> _WORK TO COMPLETE_: Without the images, write out all of the following entries exactly.

> _AVAILABLE DATA_:

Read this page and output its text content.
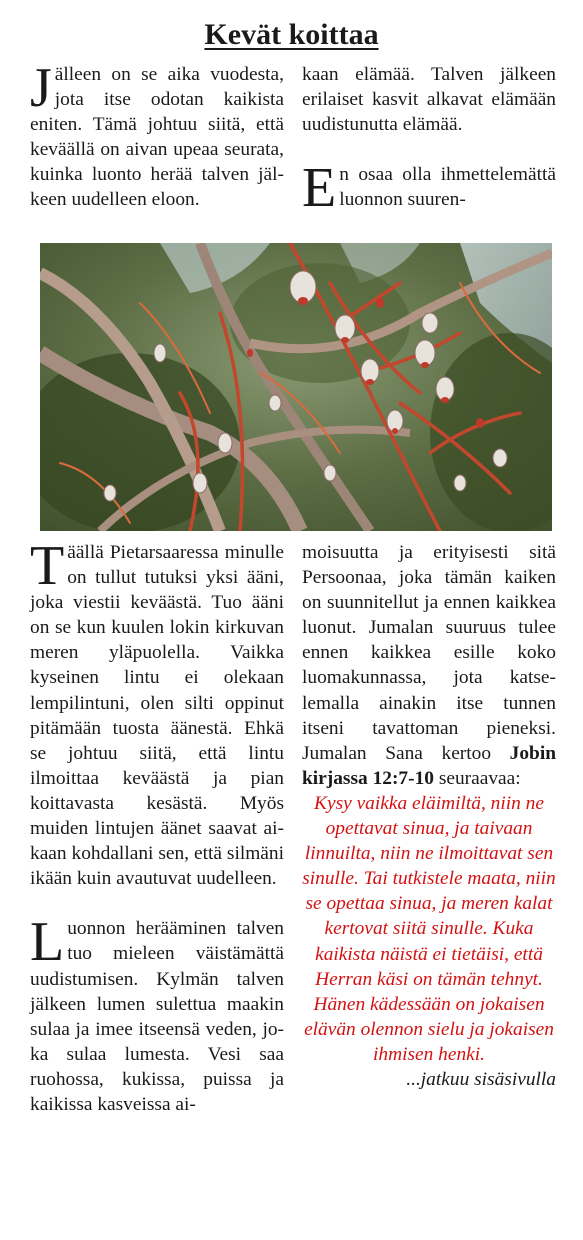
Kevät koittaa

Jälleen on se aika vuodesta, jota itse odotan kaikista eniten. Tämä johtuu siitä, että keväällä on aivan upeaa seurata, kuinka luonto herää talven jälkeen uudelleen eloon.

kaan elämää. Talven jälkeen erilaiset kasvit alkavat elämään uudistunutta elämää.

En osaa olla ihmettelemättä luonnon suuren-

Täällä Pietarsaaressa minulle on tullut tutuksi yksi ääni, joka viestii keväästä. Tuo ääni on se kun kuulen lokin kirkuvan meren yläpuolella. Vaikka kyseinen lintu ei olekaan lempilintuni, olen silti oppinut pitämään tuosta äänestä. Ehkä se johtuu siitä, että lintu ilmoittaa keväästä ja pian koittavasta kesästä. Myös muiden lintujen äänet saavat aikaan kohdallani sen, että silmäni ikään kuin avautuvat uudelleen.

Luonnon herääminen talven tuo mieleen väistämättä uudistumisen. Kylmän talven jälkeen lumen sulettua maakin sulaa ja imee itseensä veden, joka sulaa lumesta. Vesi saa ruohossa, kukissa, puissa ja kaikissa kasveissa ai-

moisuutta ja erityisesti sitä Persoonaa, joka tämän kaiken on suunnitellut ja ennen kaikkea luonut. Jumalan suuruus tulee ennen kaikkea esille koko luomakunnassa, jota katselemalla ainakin itse tunnen itseni tavattoman pieneksi. Jumalan Sana kertoo Jobin kirjassa 12:7-10 seuraavaa:

Kysy vaikka eläimiltä, niin ne opettavat sinua, ja taivaan linnuilta, niin ne ilmoittavat sen sinulle. Tai tutkistele maata, niin se opettaa sinua, ja meren kalat kertovat siitä sinulle. Kuka kaikista näistä ei tietäisi, että Herran käsi on tämän tehnyt. Hänen kädessään on jokaisen elävän olennon sielu ja jokaisen ihmisen henki.

...jatkuu sisäsivulla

> _OUTPUT OF THE TASK_:
Read this page and output its text content.
Kevät koittaa

Jälleen on se aika vuodesta, jota itse odotan kaikista eniten. Tämä johtuu siitä, että keväällä on aivan upeaa seurata, kuinka luonto herää talven jälkeen uudelleen eloon.

kaan elämää. Talven jälkeen erilaiset kasvit alkavat elämään uudistunutta elämää.

En osaa olla ihmettelemättä luonnon suuren-

Täällä Pietarsaaressa minulle on tullut tutuksi yksi ääni, joka viestii keväästä. Tuo ääni on se kun kuulen lokin kirkuvan meren yläpuolella. Vaikka kyseinen lintu ei olekaan lempilintuni, olen silti oppinut pitämään tuosta äänestä. Ehkä se johtuu siitä, että lintu ilmoittaa keväästä ja pian koittavasta kesästä. Myös muiden lintujen äänet saavat aikaan kohdallani sen, että silmäni ikään kuin avautuvat uudelleen.

Luonnon herääminen talven tuo mieleen väistämättä uudistumisen. Kylmän talven jälkeen lumen sulettua maakin sulaa ja imee itseensä veden, joka sulaa lumesta. Vesi saa ruohossa, kukissa, puissa ja kaikissa kasveissa ai-

moisuutta ja erityisesti sitä Persoonaa, joka tämän kaiken on suunnitellut ja ennen kaikkea luonut. Jumalan suuruus tulee ennen kaikkea esille koko luomakunnassa, jota katselemalla ainakin itse tunnen itseni tavattoman pieneksi. Jumalan Sana kertoo Jobin kirjassa 12:7-10 seuraavaa:

Kysy vaikka eläimiltä, niin ne opettavat sinua, ja taivaan linnuilta, niin ne ilmoittavat sen sinulle. Tai tutkistele maata, niin se opettaa sinua, ja meren kalat kertovat siitä sinulle. Kuka kaikista näistä ei tietäisi, että Herran käsi on tämän tehnyt. Hänen kädessään on jokaisen elävän olennon sielu ja jokaisen ihmisen henki.

...jatkuu sisäsivulla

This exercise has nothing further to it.